— Start Dataset excerpts —

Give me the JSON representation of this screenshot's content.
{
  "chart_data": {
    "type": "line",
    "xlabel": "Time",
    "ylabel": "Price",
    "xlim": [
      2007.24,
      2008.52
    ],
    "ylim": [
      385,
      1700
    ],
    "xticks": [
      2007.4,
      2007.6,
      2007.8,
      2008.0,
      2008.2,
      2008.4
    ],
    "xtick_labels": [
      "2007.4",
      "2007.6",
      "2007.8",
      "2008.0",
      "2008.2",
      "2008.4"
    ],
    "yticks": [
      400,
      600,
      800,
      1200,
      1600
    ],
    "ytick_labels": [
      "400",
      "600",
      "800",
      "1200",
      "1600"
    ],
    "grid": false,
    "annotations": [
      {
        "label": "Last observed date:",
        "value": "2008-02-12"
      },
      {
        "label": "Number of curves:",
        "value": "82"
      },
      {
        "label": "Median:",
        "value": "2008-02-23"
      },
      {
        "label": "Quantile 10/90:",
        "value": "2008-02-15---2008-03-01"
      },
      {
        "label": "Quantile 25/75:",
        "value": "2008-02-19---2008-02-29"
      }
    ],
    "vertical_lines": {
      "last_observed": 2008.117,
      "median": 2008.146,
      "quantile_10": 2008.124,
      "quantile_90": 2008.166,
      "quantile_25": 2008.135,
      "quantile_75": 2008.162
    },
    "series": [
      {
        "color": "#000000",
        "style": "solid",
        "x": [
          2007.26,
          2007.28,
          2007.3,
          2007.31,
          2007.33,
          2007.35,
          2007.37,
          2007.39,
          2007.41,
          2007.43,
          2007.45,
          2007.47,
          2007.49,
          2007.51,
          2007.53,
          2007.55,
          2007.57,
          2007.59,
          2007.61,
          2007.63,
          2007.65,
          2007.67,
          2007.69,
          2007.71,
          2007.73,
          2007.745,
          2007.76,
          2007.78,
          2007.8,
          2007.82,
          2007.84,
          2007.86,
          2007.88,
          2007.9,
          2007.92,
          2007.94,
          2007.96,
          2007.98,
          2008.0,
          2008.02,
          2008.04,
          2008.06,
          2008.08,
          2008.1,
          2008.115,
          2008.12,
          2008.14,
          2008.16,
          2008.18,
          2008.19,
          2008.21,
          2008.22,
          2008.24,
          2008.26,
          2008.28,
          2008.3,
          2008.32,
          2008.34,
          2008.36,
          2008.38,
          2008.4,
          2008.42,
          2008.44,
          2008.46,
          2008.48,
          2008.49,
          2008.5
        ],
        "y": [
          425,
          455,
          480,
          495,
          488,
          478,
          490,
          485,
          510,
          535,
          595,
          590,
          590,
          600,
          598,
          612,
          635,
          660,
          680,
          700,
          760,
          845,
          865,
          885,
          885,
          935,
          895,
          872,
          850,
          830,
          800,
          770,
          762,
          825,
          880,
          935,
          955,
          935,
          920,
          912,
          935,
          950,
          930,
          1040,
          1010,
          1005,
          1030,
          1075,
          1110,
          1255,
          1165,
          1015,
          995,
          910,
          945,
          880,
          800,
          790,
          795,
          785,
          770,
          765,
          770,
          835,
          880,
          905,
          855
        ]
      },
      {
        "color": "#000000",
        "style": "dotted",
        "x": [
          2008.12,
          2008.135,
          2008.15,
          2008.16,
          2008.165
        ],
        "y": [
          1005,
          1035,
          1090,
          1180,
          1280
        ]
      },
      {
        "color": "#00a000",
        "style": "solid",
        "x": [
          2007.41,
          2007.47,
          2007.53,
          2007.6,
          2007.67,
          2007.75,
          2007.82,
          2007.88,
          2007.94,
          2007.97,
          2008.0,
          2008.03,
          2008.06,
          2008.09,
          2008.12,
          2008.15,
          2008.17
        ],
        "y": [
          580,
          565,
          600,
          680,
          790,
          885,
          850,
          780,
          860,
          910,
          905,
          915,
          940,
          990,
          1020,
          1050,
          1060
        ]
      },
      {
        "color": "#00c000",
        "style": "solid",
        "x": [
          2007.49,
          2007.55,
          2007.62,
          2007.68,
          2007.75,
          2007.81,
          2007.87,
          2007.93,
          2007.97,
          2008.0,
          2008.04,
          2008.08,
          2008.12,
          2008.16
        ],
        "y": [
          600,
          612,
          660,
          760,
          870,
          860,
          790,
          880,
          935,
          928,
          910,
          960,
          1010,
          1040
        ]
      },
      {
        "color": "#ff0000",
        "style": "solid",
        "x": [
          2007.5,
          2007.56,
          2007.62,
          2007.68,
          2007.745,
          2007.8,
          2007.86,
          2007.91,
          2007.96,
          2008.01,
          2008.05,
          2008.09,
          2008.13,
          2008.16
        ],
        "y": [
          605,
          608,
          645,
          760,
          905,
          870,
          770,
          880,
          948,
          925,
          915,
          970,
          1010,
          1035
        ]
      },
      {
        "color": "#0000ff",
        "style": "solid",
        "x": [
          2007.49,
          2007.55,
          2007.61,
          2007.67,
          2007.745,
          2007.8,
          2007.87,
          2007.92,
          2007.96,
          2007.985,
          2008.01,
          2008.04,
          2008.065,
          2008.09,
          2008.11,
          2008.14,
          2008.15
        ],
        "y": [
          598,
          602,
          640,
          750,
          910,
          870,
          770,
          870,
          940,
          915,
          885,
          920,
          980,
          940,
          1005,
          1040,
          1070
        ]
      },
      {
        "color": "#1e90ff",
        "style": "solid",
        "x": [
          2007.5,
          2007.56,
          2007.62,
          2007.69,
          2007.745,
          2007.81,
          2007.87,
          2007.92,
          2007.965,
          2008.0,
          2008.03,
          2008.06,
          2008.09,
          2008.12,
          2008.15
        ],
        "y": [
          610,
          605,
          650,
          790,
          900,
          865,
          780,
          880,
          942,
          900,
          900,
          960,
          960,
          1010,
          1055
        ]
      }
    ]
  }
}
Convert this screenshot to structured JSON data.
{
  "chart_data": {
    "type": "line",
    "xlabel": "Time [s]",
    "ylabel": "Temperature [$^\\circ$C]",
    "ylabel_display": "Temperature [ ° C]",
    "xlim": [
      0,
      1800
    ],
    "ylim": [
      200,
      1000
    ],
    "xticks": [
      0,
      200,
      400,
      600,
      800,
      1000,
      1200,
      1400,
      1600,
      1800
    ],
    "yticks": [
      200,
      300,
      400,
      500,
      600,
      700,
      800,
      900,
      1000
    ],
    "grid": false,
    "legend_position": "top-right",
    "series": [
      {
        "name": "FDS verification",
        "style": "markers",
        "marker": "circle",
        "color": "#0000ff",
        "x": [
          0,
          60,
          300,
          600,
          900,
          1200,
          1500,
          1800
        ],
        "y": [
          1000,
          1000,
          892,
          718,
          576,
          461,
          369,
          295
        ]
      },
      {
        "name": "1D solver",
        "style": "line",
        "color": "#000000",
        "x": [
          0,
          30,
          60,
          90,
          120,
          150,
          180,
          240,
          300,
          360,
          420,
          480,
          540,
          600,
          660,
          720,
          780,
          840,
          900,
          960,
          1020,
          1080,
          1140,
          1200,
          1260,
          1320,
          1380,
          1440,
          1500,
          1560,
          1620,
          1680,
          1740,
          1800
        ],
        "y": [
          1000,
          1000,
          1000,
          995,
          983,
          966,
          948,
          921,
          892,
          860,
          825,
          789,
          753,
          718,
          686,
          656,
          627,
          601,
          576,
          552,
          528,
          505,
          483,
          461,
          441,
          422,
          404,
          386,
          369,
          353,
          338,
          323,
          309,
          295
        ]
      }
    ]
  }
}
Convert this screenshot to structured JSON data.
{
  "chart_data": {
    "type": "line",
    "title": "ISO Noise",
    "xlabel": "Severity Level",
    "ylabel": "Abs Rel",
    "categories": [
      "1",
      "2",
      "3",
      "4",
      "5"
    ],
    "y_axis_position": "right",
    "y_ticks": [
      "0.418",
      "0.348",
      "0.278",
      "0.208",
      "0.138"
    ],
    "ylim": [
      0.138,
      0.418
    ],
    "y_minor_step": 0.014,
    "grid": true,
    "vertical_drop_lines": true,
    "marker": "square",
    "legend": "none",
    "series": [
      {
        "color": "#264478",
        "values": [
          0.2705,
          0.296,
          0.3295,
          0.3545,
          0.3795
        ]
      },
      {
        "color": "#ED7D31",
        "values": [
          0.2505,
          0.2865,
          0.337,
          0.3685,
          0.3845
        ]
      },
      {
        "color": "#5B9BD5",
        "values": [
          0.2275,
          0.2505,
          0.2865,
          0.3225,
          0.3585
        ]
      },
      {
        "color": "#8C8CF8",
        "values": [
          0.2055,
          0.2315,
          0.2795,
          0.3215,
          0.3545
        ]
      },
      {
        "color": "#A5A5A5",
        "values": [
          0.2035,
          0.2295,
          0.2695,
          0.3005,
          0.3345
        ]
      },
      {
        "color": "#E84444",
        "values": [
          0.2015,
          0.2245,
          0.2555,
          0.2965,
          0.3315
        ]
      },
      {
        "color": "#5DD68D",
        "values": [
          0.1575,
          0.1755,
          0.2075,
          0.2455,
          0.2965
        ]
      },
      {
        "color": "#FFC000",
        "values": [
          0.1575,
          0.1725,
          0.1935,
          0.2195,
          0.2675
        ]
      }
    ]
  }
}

— End Dataset excerpts —

**Stated task:**
Lines that hold "xlabel" are the ones to copy; find all of them.

**Exercise response:**
    "xlabel": "Time",
    "xlabel": "Time [s]",
    "xlabel": "Severity Level",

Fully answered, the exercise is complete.